Rows from a figure dataset:
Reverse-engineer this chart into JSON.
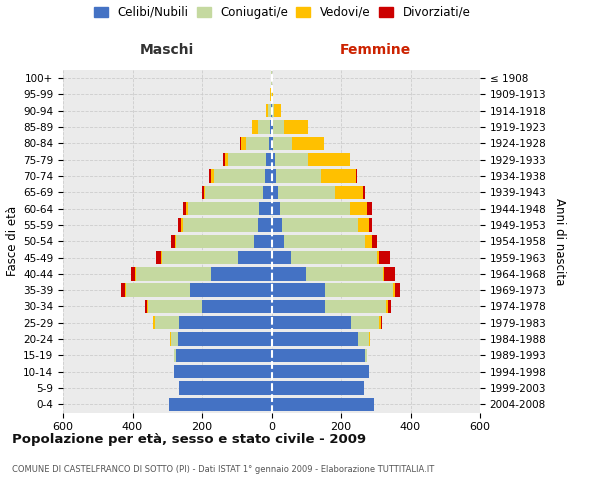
{
  "age_groups": [
    "0-4",
    "5-9",
    "10-14",
    "15-19",
    "20-24",
    "25-29",
    "30-34",
    "35-39",
    "40-44",
    "45-49",
    "50-54",
    "55-59",
    "60-64",
    "65-69",
    "70-74",
    "75-79",
    "80-84",
    "85-89",
    "90-94",
    "95-99",
    "100+"
  ],
  "birth_years": [
    "2004-2008",
    "1999-2003",
    "1994-1998",
    "1989-1993",
    "1984-1988",
    "1979-1983",
    "1974-1978",
    "1969-1973",
    "1964-1968",
    "1959-1963",
    "1954-1958",
    "1949-1953",
    "1944-1948",
    "1939-1943",
    "1934-1938",
    "1929-1933",
    "1924-1928",
    "1919-1923",
    "1914-1918",
    "1909-1913",
    "≤ 1908"
  ],
  "maschi": {
    "celibi": [
      295,
      265,
      280,
      275,
      270,
      265,
      200,
      235,
      175,
      95,
      50,
      40,
      35,
      25,
      20,
      15,
      8,
      5,
      2,
      0,
      0
    ],
    "coniugati": [
      0,
      0,
      1,
      5,
      20,
      70,
      155,
      185,
      215,
      220,
      225,
      215,
      205,
      165,
      145,
      110,
      65,
      35,
      8,
      2,
      1
    ],
    "vedovi": [
      0,
      0,
      0,
      0,
      2,
      5,
      2,
      2,
      2,
      2,
      3,
      5,
      5,
      5,
      10,
      10,
      15,
      15,
      5,
      2,
      0
    ],
    "divorziati": [
      0,
      0,
      0,
      0,
      1,
      2,
      8,
      10,
      12,
      15,
      10,
      10,
      10,
      5,
      5,
      4,
      2,
      0,
      0,
      0,
      0
    ]
  },
  "femmine": {
    "nubili": [
      295,
      265,
      280,
      270,
      250,
      230,
      155,
      155,
      100,
      55,
      35,
      30,
      25,
      18,
      12,
      10,
      5,
      5,
      2,
      0,
      0
    ],
    "coniugate": [
      0,
      0,
      1,
      5,
      30,
      80,
      175,
      195,
      220,
      250,
      235,
      220,
      200,
      165,
      130,
      95,
      55,
      30,
      5,
      2,
      1
    ],
    "vedove": [
      0,
      0,
      0,
      0,
      3,
      5,
      5,
      5,
      5,
      5,
      20,
      30,
      50,
      80,
      100,
      120,
      90,
      70,
      20,
      3,
      0
    ],
    "divorziate": [
      0,
      0,
      0,
      0,
      1,
      2,
      10,
      15,
      30,
      30,
      15,
      10,
      15,
      5,
      3,
      2,
      2,
      0,
      0,
      0,
      0
    ]
  },
  "colors": {
    "celibi": "#4472c4",
    "coniugati": "#c5d9a0",
    "vedovi": "#ffc000",
    "divorziati": "#cc0000"
  },
  "xlim": 600,
  "title": "Popolazione per età, sesso e stato civile - 2009",
  "subtitle": "COMUNE DI CASTELFRANCO DI SOTTO (PI) - Dati ISTAT 1° gennaio 2009 - Elaborazione TUTTITALIA.IT",
  "ylabel_left": "Fasce di età",
  "ylabel_right": "Anni di nascita",
  "label_maschi": "Maschi",
  "label_femmine": "Femmine"
}
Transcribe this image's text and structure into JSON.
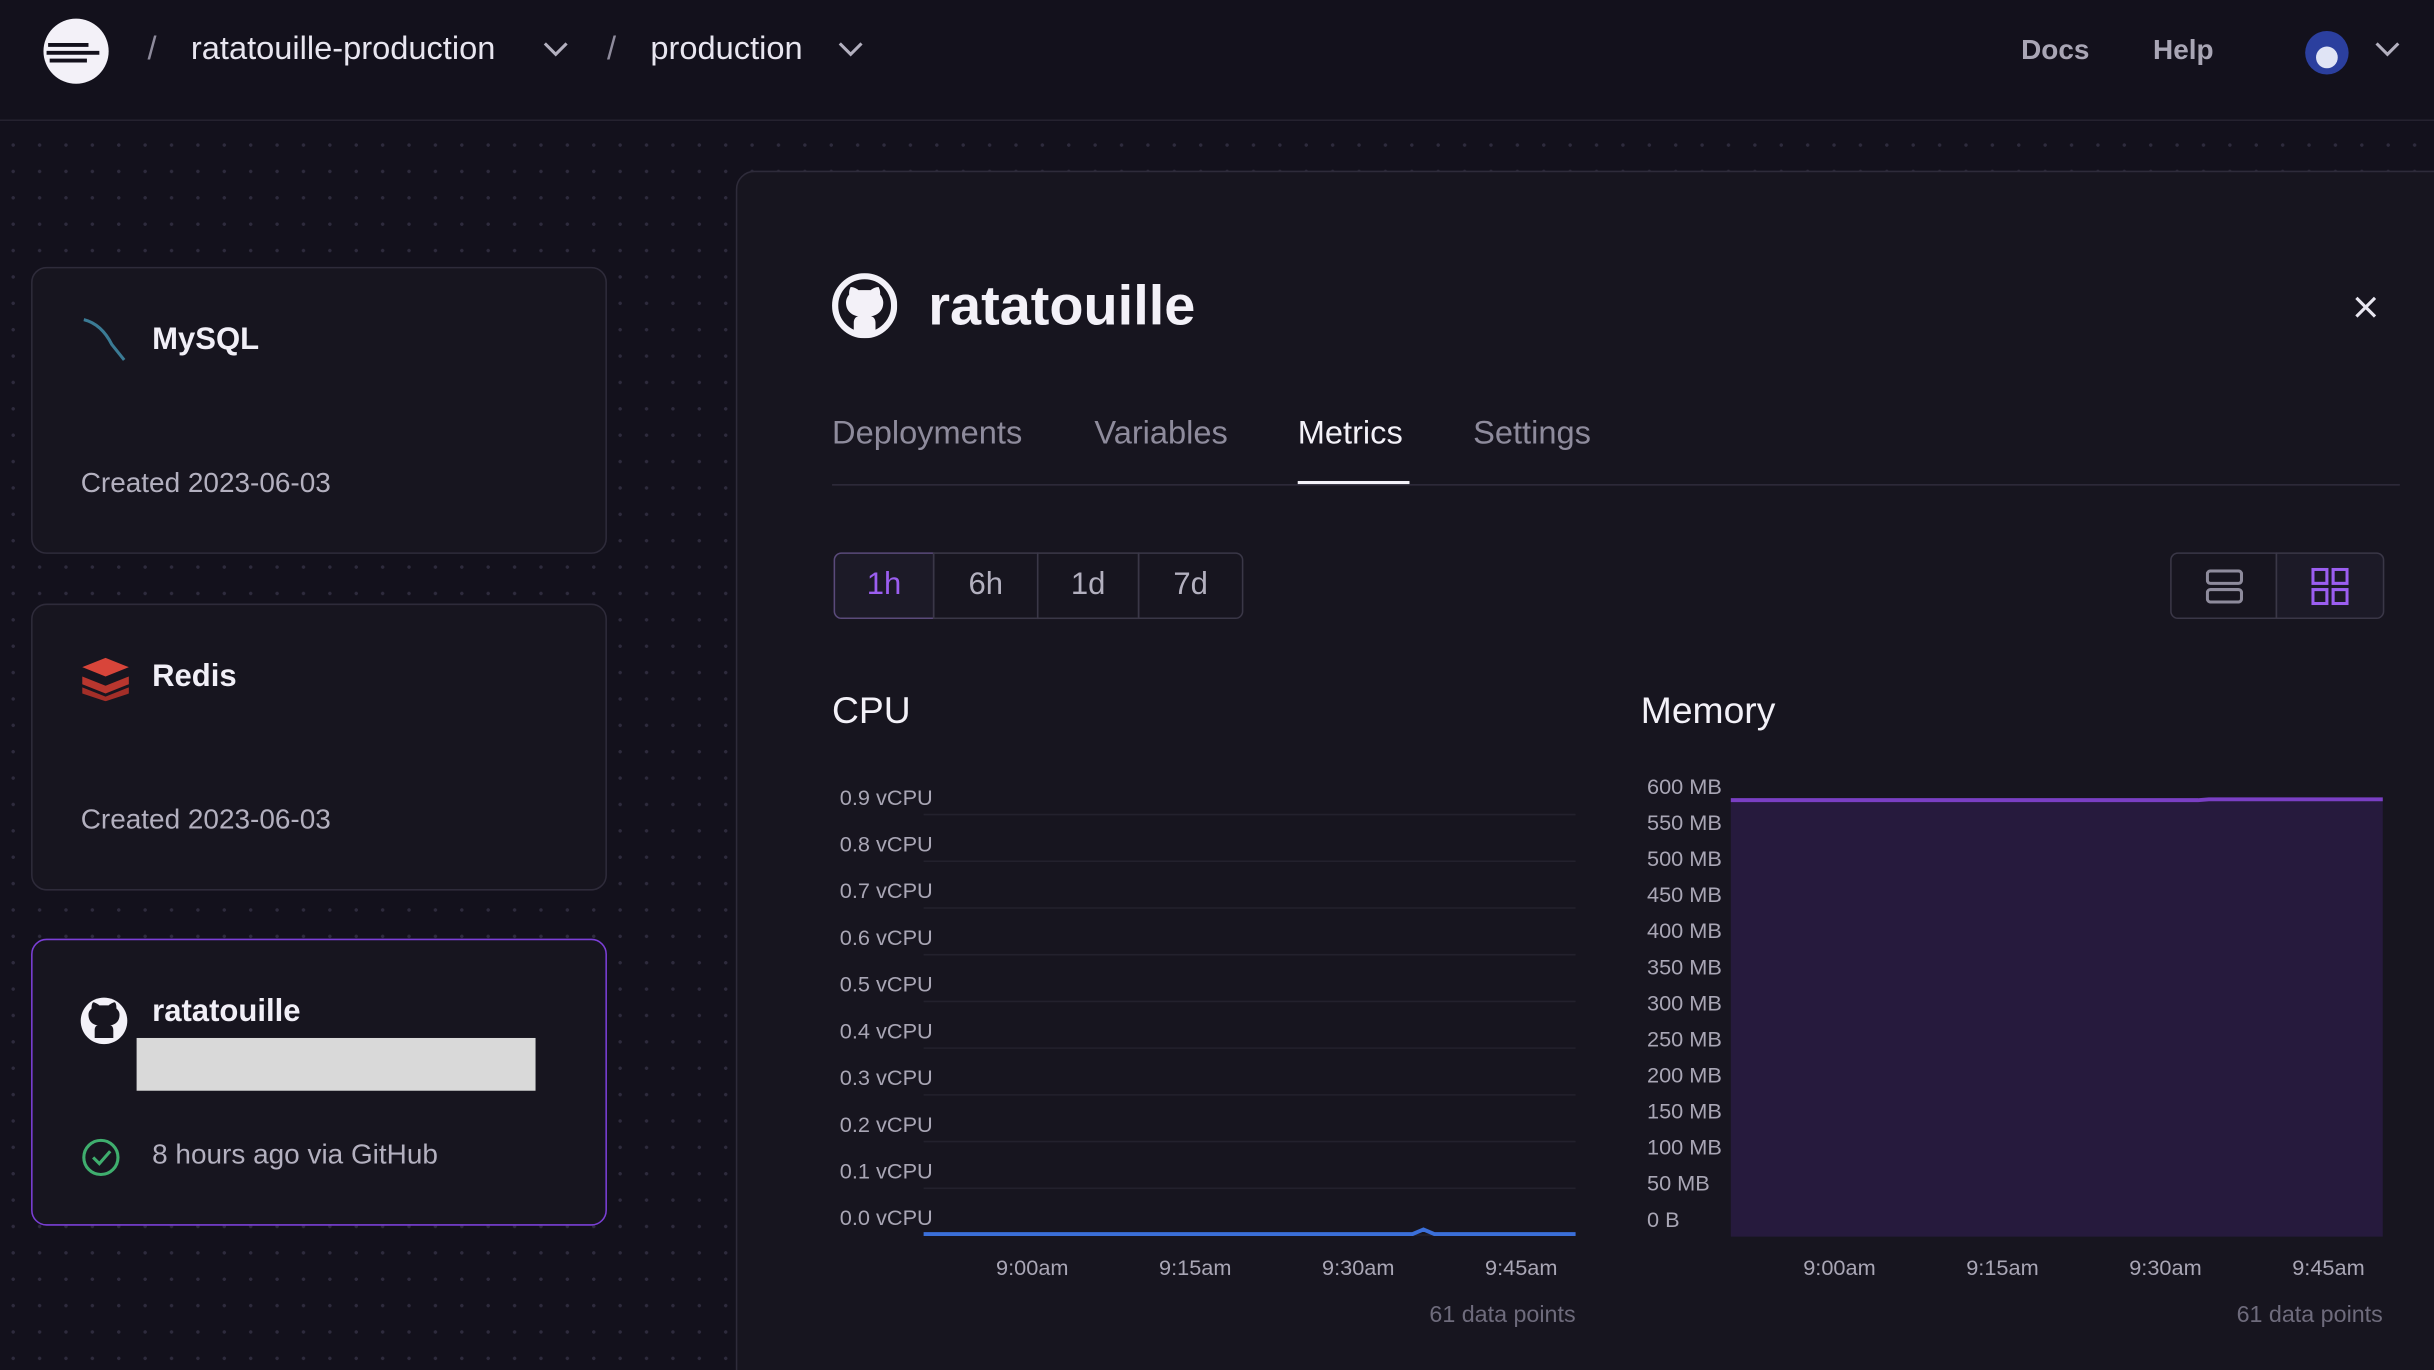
{
  "nav": {
    "project": "ratatouille-production",
    "environment": "production",
    "links": [
      "Docs",
      "Help"
    ]
  },
  "services": [
    {
      "name": "MySQL",
      "status": "Created 2023-06-03"
    },
    {
      "name": "Redis",
      "status": "Created 2023-06-03"
    },
    {
      "name": "ratatouille",
      "status": "8 hours ago via GitHub"
    }
  ],
  "panel": {
    "title": "ratatouille",
    "tabs": [
      "Deployments",
      "Variables",
      "Metrics",
      "Settings"
    ],
    "ranges": [
      "1h",
      "6h",
      "1d",
      "7d"
    ]
  },
  "chart_data": [
    {
      "type": "line",
      "title": "CPU",
      "footnote": "61 data points",
      "color": "#3b6fd9",
      "grid": true,
      "x": [
        530,
        531,
        532,
        533,
        534,
        535,
        536,
        537,
        538,
        539,
        540,
        541,
        542,
        543,
        544,
        545,
        546,
        547,
        548,
        549,
        550,
        551,
        552,
        553,
        554,
        555,
        556,
        557,
        558,
        559,
        560,
        561,
        562,
        563,
        564,
        565,
        566,
        567,
        568,
        569,
        570,
        571,
        572,
        573,
        574,
        575,
        576,
        577,
        578,
        579,
        580,
        581,
        582,
        583,
        584,
        585,
        586,
        587,
        588,
        589,
        590
      ],
      "values": [
        0.002,
        0.002,
        0.002,
        0.002,
        0.002,
        0.002,
        0.002,
        0.002,
        0.002,
        0.002,
        0.002,
        0.002,
        0.002,
        0.002,
        0.002,
        0.002,
        0.002,
        0.002,
        0.002,
        0.002,
        0.002,
        0.002,
        0.002,
        0.002,
        0.002,
        0.002,
        0.002,
        0.002,
        0.002,
        0.002,
        0.002,
        0.002,
        0.002,
        0.002,
        0.002,
        0.002,
        0.002,
        0.002,
        0.002,
        0.002,
        0.002,
        0.002,
        0.002,
        0.002,
        0.002,
        0.002,
        0.012,
        0.002,
        0.002,
        0.002,
        0.002,
        0.002,
        0.002,
        0.002,
        0.002,
        0.002,
        0.002,
        0.002,
        0.002,
        0.002,
        0.002
      ],
      "xlim": [
        530,
        590
      ],
      "xticks": [
        {
          "value": 540,
          "label": "9:00am"
        },
        {
          "value": 555,
          "label": "9:15am"
        },
        {
          "value": 570,
          "label": "9:30am"
        },
        {
          "value": 585,
          "label": "9:45am"
        }
      ],
      "ylim": [
        0,
        0.9
      ],
      "yticks": [
        {
          "value": 0.9,
          "label": "0.9 vCPU"
        },
        {
          "value": 0.8,
          "label": "0.8 vCPU"
        },
        {
          "value": 0.7,
          "label": "0.7 vCPU"
        },
        {
          "value": 0.6,
          "label": "0.6 vCPU"
        },
        {
          "value": 0.5,
          "label": "0.5 vCPU"
        },
        {
          "value": 0.4,
          "label": "0.4 vCPU"
        },
        {
          "value": 0.3,
          "label": "0.3 vCPU"
        },
        {
          "value": 0.2,
          "label": "0.2 vCPU"
        },
        {
          "value": 0.1,
          "label": "0.1 vCPU"
        },
        {
          "value": 0,
          "label": "0.0 vCPU"
        }
      ]
    },
    {
      "type": "area",
      "title": "Memory",
      "footnote": "61 data points",
      "color": "#7a3fc4",
      "fill": "#261a3d",
      "grid": false,
      "x": [
        530,
        531,
        532,
        533,
        534,
        535,
        536,
        537,
        538,
        539,
        540,
        541,
        542,
        543,
        544,
        545,
        546,
        547,
        548,
        549,
        550,
        551,
        552,
        553,
        554,
        555,
        556,
        557,
        558,
        559,
        560,
        561,
        562,
        563,
        564,
        565,
        566,
        567,
        568,
        569,
        570,
        571,
        572,
        573,
        574,
        575,
        576,
        577,
        578,
        579,
        580,
        581,
        582,
        583,
        584,
        585,
        586,
        587,
        588,
        589,
        590
      ],
      "values": [
        605,
        605,
        605,
        605,
        605,
        605,
        605,
        605,
        605,
        605,
        605,
        605,
        605,
        605,
        605,
        605,
        605,
        605,
        605,
        605,
        605,
        605,
        605,
        605,
        605,
        605,
        605,
        605,
        605,
        605,
        605,
        605,
        605,
        605,
        605,
        605,
        605,
        605,
        605,
        605,
        605,
        605,
        605,
        605,
        606,
        606,
        606,
        606,
        606,
        606,
        606,
        606,
        606,
        606,
        606,
        606,
        606,
        606,
        606,
        606,
        606
      ],
      "xlim": [
        530,
        590
      ],
      "xticks": [
        {
          "value": 540,
          "label": "9:00am"
        },
        {
          "value": 555,
          "label": "9:15am"
        },
        {
          "value": 570,
          "label": "9:30am"
        },
        {
          "value": 585,
          "label": "9:45am"
        }
      ],
      "ylim": [
        0,
        600
      ],
      "yticks": [
        {
          "value": 600,
          "label": "600 MB"
        },
        {
          "value": 550,
          "label": "550 MB"
        },
        {
          "value": 500,
          "label": "500 MB"
        },
        {
          "value": 450,
          "label": "450 MB"
        },
        {
          "value": 400,
          "label": "400 MB"
        },
        {
          "value": 350,
          "label": "350 MB"
        },
        {
          "value": 300,
          "label": "300 MB"
        },
        {
          "value": 250,
          "label": "250 MB"
        },
        {
          "value": 200,
          "label": "200 MB"
        },
        {
          "value": 150,
          "label": "150 MB"
        },
        {
          "value": 100,
          "label": "100 MB"
        },
        {
          "value": 50,
          "label": "50 MB"
        },
        {
          "value": 0,
          "label": "0 B"
        }
      ]
    }
  ]
}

Written task -> From the entries above, copy every line that holds the word "vCPU".

The answer ->
          "label": "0.9 vCPU"
          "label": "0.8 vCPU"
          "label": "0.7 vCPU"
          "label": "0.6 vCPU"
          "label": "0.5 vCPU"
          "label": "0.4 vCPU"
          "label": "0.3 vCPU"
          "label": "0.2 vCPU"
          "label": "0.1 vCPU"
          "label": "0.0 vCPU"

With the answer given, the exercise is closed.